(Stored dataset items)
•••••
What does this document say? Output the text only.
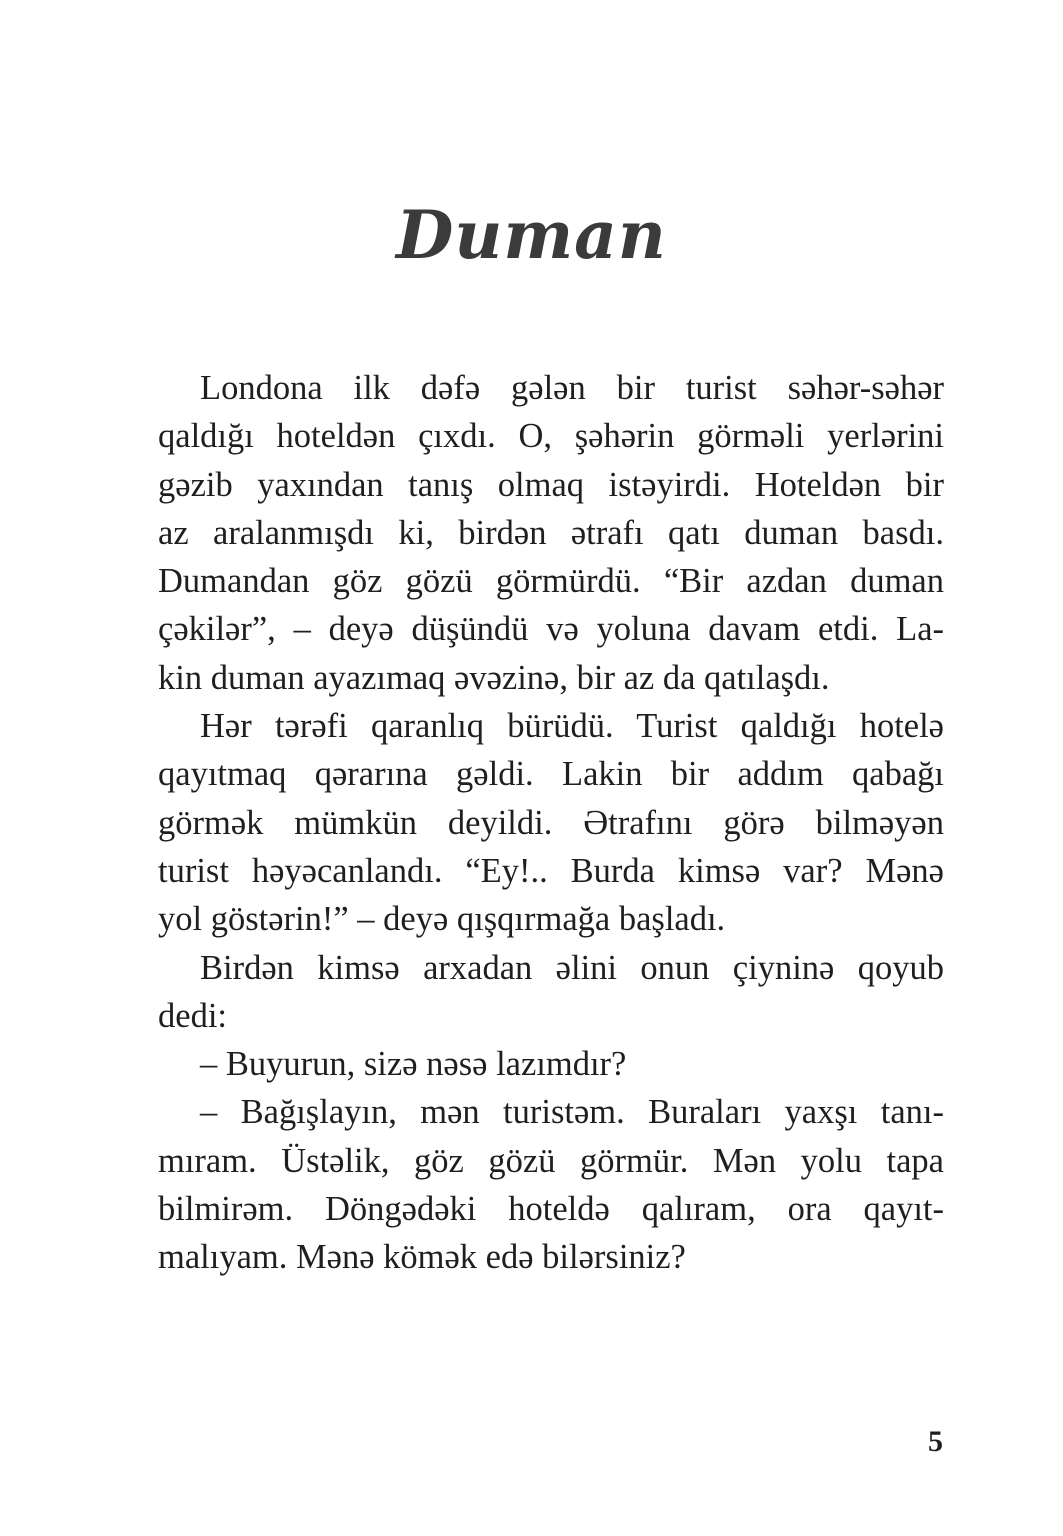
Duman
Londona ilk dəfə gələn bir turist səhər-səhər
qaldığı hoteldən çıxdı. O, şəhərin görməli yerlərini
gəzib yaxından tanış olmaq istəyirdi. Hoteldən bir
az aralanmışdı ki, birdən ətrafı qatı duman basdı.
Dumandan göz gözü görmürdü. “Bir azdan duman
çəkilər”, – deyə düşündü və yoluna davam etdi. La-
kin duman ayazımaq əvəzinə, bir az da qatılaşdı.
Hər tərəfi qaranlıq bürüdü. Turist qaldığı hotelə
qayıtmaq qərarına gəldi. Lakin bir addım qabağı
görmək mümkün deyildi. Ətrafını görə bilməyən
turist həyəcanlandı. “Ey!.. Burda kimsə var? Mənə
yol göstərin!” – deyə qışqırmağa başladı.
Birdən kimsə arxadan əlini onun çiyninə qoyub
dedi:
– Buyurun, sizə nəsə lazımdır?
– Bağışlayın, mən turistəm. Buraları yaxşı tanı-
mıram. Üstəlik, göz gözü görmür. Mən yolu tapa
bilmirəm. Döngədəki hoteldə qalıram, ora qayıt-
malıyam. Mənə kömək edə bilərsiniz?
5
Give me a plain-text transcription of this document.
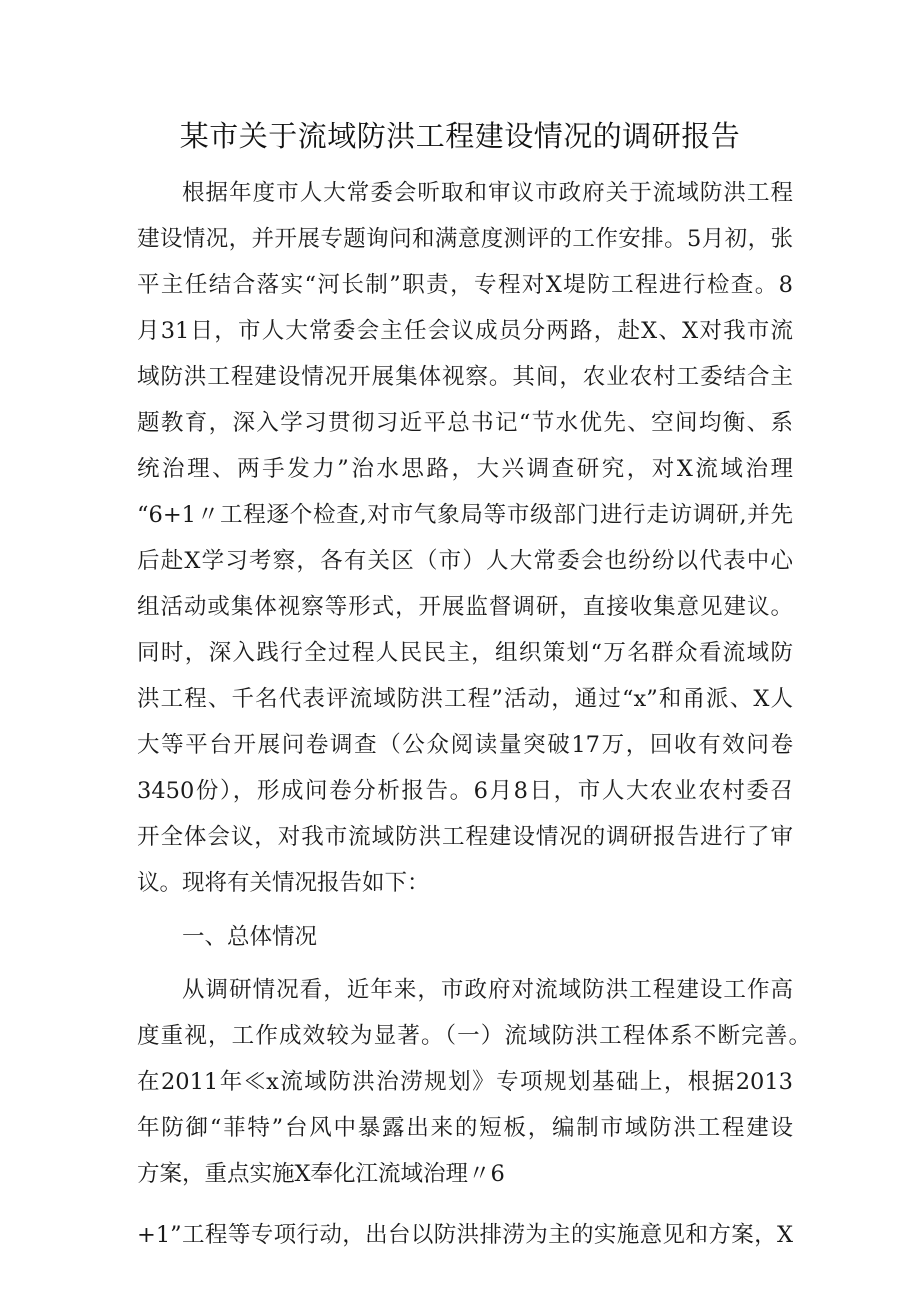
某市关于流域防洪工程建设情况的调研报告
根据年度市人大常委会听取和审议市政府关于流域防洪工程
建设情况，并开展专题询问和满意度测评的工作安排。5月初，张
平主任结合落实“河长制”职责，专程对X堤防工程进行检查。8
月31日，市人大常委会主任会议成员分两路，赴X、X对我市流
域防洪工程建设情况开展集体视察。其间，农业农村工委结合主
题教育，深入学习贯彻习近平总书记“节水优先、空间均衡、系
统治理、两手发力”治水思路，大兴调查研究，对X流域治理
“6+1〃工程逐个检查,对市气象局等市级部门进行走访调研,并先
后赴X学习考察，各有关区（市）人大常委会也纷纷以代表中心
组活动或集体视察等形式，开展监督调研，直接收集意见建议。
同时，深入践行全过程人民民主，组织策划“万名群众看流域防
洪工程、千名代表评流域防洪工程”活动，通过“x”和甬派、X人
大等平台开展问卷调查（公众阅读量突破17万，回收有效问卷
3450份），形成问卷分析报告。6月8日，市人大农业农村委召
开全体会议，对我市流域防洪工程建设情况的调研报告进行了审
议。现将有关情况报告如下：
一、总体情况
从调研情况看，近年来，市政府对流域防洪工程建设工作高
度重视，工作成效较为显著。（一）流域防洪工程体系不断完善。
在2011年≪x流域防洪治涝规划》专项规划基础上，根据2013
年防御“菲特”台风中暴露出来的短板，编制市域防洪工程建设
方案，重点实施X奉化江流域治理〃6
+1”工程等专项行动，出台以防洪排涝为主的实施意见和方案，X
•••••
» Task prompt: Go through the records and gather the lines that hold "kimsə".

» Output for this task:
turist həyəcanlandı. “Ey!.. Burda kimsə var? Mənə
Birdən kimsə arxadan əlini onun çiyninə qoyub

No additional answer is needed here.